◆ **TASK BRIEF**
Nothing other than the lines from the one containing "Type out the text in this image." through the close of the entries below should be printed, each exactly.

◆ **DATA**
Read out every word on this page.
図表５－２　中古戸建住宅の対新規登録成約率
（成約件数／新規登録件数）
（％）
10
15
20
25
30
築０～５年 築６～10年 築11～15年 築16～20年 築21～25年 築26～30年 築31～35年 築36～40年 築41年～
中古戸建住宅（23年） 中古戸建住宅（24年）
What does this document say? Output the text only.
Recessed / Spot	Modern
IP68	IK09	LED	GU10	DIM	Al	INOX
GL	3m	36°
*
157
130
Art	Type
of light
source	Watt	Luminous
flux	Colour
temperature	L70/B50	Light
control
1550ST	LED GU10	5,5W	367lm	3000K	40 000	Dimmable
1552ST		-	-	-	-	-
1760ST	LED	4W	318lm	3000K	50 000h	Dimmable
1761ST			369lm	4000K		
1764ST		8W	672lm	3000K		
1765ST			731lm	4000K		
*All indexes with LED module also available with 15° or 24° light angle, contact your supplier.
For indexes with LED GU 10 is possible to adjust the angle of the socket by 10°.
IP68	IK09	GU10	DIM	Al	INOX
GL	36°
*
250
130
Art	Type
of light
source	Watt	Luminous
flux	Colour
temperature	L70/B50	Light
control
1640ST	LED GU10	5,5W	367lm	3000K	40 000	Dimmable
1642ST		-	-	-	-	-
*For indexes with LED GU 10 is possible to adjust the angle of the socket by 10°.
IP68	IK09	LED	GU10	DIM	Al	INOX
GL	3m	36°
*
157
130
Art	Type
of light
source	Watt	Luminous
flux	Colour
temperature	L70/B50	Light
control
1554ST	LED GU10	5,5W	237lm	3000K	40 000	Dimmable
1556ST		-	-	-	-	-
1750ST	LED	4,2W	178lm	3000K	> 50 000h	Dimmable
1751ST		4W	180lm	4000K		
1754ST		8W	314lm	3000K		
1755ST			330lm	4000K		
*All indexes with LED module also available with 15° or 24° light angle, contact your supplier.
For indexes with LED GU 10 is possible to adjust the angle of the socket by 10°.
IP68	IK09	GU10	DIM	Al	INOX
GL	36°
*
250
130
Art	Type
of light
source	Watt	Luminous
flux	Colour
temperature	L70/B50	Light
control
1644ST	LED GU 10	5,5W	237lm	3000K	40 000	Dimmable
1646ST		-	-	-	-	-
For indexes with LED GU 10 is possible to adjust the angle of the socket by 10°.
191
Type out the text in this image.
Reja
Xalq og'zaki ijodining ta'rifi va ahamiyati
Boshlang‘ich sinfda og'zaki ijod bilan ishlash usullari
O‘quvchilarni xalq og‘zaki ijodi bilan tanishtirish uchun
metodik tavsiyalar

◆ **TASK ANSWER**
Type out the text in this image.
Reja
Xalq og'zaki ijodining ta'rifi va ahamiyati
Boshlang‘ich sinfda og'zaki ijod bilan ishlash usullari
O‘quvchilarni xalq og‘zaki ijodi bilan tanishtirish uchun
metodik tavsiyalar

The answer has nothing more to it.